Return each line of the items below that contains the string "divider". Matching is case-sensitive.
+ + + + +
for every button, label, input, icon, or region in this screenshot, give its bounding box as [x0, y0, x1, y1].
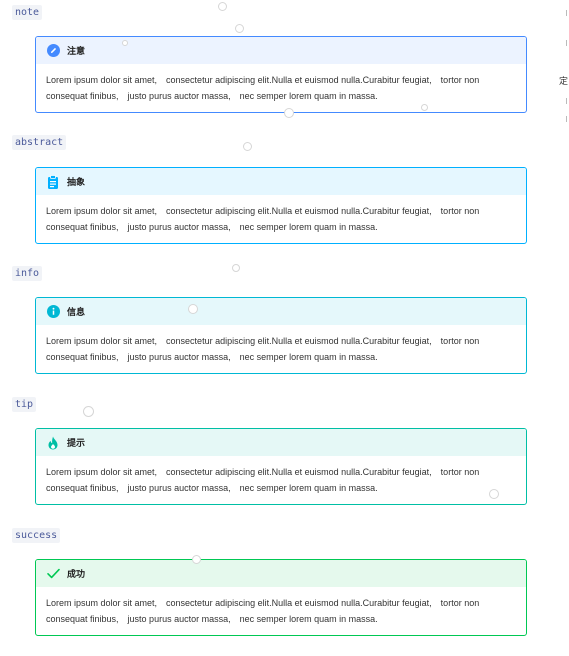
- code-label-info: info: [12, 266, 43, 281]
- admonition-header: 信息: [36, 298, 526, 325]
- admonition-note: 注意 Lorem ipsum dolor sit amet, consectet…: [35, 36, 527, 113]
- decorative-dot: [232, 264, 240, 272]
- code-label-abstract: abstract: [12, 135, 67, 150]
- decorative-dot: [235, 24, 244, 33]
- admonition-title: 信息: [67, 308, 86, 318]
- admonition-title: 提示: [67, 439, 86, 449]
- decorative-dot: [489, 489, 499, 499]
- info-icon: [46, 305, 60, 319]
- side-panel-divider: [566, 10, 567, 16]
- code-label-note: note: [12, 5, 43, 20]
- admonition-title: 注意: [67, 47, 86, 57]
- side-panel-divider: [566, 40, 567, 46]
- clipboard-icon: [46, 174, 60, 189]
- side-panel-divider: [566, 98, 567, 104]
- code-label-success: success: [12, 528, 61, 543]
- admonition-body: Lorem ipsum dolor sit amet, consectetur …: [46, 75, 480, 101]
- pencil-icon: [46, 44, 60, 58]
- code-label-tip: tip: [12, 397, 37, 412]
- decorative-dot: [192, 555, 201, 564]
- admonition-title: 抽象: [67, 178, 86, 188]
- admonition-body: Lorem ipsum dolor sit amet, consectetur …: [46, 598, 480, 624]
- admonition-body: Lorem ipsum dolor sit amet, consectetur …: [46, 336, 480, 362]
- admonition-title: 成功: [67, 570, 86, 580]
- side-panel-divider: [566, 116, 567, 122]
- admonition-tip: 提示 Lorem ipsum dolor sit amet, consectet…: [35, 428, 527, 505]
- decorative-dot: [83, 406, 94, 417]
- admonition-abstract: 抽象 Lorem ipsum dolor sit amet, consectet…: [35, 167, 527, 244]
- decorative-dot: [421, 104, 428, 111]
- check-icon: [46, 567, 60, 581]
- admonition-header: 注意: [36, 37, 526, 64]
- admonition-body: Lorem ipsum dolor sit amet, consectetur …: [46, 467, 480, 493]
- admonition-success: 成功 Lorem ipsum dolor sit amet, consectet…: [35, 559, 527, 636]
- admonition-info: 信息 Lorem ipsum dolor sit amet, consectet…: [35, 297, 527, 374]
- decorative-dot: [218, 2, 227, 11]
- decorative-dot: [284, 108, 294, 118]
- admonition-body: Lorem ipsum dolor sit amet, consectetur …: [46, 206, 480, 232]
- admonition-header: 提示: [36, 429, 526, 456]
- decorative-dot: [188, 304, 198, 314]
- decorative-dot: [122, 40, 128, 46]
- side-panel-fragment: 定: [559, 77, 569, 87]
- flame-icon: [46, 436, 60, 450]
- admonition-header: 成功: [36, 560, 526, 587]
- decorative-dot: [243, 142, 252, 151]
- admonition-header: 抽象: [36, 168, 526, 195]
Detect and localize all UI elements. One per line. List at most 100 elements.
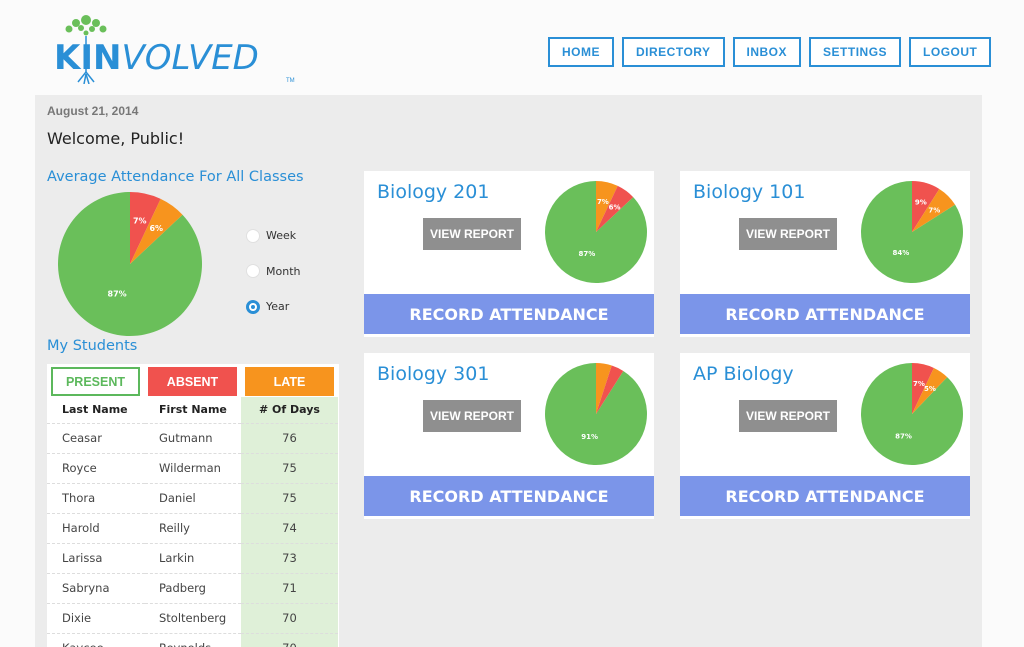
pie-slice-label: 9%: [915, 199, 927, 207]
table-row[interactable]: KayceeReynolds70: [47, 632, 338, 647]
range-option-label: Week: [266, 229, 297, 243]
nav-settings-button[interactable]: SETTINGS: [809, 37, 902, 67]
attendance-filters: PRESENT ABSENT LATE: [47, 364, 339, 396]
+ + + + +
*Finished task*
- side-panel-divider: [566, 10, 567, 16]
- side-panel-divider: [566, 40, 567, 46]
- side-panel-divider: [566, 98, 567, 104]
- side-panel-divider: [566, 116, 567, 122]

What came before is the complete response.